Passage:
=== Begin Enclosure ===

Map of Reality: Model of the world, a unique representation of the world built in
each person's brain by abstracting from experiences, comprised of a neurological
and a linguistic map, one's internal representations (IR). (see Model of the World)
Modal Operators: Linguistic distinctions in the Meta-Model that indicate the "mode"
by which a person "operates": the mode of necessity, possibility, desire,
obligation, etc. The predicates (can, can't, possible, impossible, have to, must,
etc) that we utilize for motivation.
Modeling: The process of observing and replicating the successful actions and
behaviors of others; the process of discerning the sequence of IR and behaviors
that enable someone to accomplish a task.
Model of the World: A map of reality, a unique representation of the world which we
generalize for our experiences. The total of one person's operating principles.
Multiple Description: The process of describing the same thing from different
perceptual positions.
Pacing: Gaining and maintaining rapport with another by joining their model of the
world by matching their language, beliefs, values, current experience, etc.,
crucial to rapport building.

=== End Enclosure ===

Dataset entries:
=== Begin Enclosure ===

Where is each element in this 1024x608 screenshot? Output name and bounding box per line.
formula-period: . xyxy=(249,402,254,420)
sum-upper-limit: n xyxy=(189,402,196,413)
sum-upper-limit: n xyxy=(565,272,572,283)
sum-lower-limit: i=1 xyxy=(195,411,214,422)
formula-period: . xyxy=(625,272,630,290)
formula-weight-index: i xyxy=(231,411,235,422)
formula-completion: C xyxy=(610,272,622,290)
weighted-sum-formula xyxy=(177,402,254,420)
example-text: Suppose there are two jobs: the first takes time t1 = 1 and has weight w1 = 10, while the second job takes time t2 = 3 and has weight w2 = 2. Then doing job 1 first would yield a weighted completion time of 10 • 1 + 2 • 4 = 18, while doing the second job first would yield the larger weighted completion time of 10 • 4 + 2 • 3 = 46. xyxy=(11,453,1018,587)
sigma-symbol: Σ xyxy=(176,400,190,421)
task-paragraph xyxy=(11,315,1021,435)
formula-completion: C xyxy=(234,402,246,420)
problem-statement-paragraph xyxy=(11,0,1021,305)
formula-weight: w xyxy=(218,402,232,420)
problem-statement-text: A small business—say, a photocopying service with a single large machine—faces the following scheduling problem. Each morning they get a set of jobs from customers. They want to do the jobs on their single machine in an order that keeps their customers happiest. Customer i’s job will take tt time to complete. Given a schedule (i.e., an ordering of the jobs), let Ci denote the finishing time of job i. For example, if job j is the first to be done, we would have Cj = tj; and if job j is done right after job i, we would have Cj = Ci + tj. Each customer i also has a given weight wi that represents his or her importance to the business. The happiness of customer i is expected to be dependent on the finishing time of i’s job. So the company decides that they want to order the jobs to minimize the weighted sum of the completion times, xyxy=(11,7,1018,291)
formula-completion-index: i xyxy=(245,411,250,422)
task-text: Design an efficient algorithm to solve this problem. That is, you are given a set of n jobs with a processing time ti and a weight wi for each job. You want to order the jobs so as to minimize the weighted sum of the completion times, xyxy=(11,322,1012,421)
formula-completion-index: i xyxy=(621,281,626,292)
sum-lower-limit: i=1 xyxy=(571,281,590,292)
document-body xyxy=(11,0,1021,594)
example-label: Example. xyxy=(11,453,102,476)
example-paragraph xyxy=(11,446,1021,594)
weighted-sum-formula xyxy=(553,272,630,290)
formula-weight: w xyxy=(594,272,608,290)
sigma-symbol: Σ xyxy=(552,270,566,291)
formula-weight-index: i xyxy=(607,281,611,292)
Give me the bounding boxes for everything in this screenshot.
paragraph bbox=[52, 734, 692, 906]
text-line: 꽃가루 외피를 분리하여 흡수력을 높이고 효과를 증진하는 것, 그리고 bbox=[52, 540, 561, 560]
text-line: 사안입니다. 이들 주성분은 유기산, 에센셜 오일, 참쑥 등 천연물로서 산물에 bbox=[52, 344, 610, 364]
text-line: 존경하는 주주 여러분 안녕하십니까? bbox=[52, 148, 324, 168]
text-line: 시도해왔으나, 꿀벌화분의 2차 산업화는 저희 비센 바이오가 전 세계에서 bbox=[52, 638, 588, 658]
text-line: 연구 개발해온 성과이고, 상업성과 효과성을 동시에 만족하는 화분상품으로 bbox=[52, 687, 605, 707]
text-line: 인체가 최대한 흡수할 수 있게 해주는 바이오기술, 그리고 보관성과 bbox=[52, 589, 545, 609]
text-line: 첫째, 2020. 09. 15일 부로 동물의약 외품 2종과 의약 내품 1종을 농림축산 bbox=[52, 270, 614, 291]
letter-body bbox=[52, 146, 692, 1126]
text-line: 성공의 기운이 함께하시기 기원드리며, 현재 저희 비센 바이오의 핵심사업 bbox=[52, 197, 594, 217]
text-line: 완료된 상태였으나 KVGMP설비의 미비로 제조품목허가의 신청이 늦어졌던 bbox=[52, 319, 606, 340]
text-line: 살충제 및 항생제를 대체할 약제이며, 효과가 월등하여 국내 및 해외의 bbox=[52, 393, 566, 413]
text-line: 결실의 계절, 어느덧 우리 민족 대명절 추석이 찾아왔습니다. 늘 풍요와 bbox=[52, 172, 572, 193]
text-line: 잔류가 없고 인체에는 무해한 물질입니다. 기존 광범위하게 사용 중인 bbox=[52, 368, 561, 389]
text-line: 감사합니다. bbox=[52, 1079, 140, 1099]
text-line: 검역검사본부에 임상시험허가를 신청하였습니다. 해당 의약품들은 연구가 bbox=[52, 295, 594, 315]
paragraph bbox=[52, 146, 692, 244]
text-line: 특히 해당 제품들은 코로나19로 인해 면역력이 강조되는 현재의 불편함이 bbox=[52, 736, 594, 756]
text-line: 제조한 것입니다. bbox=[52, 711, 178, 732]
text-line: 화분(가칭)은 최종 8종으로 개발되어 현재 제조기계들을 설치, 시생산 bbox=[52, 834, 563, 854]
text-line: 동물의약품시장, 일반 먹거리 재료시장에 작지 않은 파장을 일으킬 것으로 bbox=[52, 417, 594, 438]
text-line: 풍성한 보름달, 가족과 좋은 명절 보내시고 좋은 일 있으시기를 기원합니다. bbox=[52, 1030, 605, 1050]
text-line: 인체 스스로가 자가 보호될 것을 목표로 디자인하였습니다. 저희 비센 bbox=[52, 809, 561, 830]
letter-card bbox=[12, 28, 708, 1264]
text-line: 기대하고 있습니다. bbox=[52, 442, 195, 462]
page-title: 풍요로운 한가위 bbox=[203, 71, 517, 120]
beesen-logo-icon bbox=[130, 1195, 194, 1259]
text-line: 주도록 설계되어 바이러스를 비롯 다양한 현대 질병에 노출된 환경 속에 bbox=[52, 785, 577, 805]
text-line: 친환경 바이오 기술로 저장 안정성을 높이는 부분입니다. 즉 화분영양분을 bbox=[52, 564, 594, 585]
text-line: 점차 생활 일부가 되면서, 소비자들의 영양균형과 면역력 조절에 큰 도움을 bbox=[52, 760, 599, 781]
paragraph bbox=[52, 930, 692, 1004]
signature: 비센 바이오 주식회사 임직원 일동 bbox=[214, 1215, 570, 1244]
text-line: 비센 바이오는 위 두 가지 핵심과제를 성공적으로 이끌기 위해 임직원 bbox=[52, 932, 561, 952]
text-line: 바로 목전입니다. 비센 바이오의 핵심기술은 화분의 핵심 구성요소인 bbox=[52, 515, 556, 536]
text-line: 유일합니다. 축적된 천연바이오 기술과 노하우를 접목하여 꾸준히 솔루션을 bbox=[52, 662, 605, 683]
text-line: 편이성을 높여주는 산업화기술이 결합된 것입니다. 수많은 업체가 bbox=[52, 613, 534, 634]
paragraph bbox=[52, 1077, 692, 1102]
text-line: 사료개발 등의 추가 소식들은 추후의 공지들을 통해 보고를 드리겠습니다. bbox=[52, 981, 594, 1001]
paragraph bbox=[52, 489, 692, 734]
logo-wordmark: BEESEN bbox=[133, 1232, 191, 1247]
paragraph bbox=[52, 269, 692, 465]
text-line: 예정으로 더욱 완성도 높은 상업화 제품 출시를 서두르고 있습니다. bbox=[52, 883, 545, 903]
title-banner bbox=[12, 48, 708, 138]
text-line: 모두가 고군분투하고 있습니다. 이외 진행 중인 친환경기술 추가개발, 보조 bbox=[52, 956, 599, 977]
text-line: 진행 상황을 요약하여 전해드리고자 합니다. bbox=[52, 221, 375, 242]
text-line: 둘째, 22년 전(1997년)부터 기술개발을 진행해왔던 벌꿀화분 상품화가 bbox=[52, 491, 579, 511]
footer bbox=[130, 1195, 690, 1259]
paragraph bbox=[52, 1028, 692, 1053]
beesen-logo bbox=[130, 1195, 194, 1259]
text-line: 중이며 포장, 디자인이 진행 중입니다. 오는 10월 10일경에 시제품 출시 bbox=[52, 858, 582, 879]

=== End Enclosure ===

Assignment 1:
In the glossary, how is Multiple Description defined?
Assignment 2:
Output the part of the glossary starting with "Modeling: The process" and going on through "perceptual positions.".
Assignment 3:
Please pick up the glossary of terms where it stops and continue it.

Answer section 1:
It is the process of describing the same thing from different perceptual positions.

Answer section 2:
Modeling: The process of observing and replicating the successful actions and
behaviors of others; the process of discerning the sequence of IR and behaviors
that enable someone to accomplish a task.
Model of the World: A map of reality, a unique representation of the world which we
generalize for our experiences. The total of one person's operating principles.
Multiple Description: The process of describing the same thing from different
perceptual positions.

Answer section 3:
Parts: As in "a part of your mind" that generates other frames of reference, these
include belief frames, value frames, understanding frames, etc. When we ask, "Does
any part of you object to this new way of thinking, feeling, or responding?" we are
searching for "internal conflicts" within the facets of our personality and do so
to create more alignment and personal congruence. In speaking about "parts," we
speak metaphorically and not literally. The term "parts" functions hypnotically as
a "selectional restriction violation" which in essence means we give life to an
object that doesn't have life, as in "the walls speak." With the term "parts" we
are referring to a certain neurology speaking as if it has a "mind" of its own
separate from the rest of the nervous system which it does not.
Parts: A metaphor for describing responsibility for our behavior to various aspects
of our psyche. These may be seen as sub-personalities that have functions that take
on a "life of their own"; when they have different intentions we may experience
intra-personal conflict and a sense of incongruity.
Perceptual Position: Our point of view; one of three mental positions: first
position-associated in self; second position-from another person's perspective;
Third position-from a position outside the people involved.
Preferred System: The RS that an individual typically uses most in thinking and
organizing experience.
Primary levels: Refer to our experience of the outside world primarily through our
senses.
Primary states: Describe those states of consciousness from our primary level
experiences of the outside world.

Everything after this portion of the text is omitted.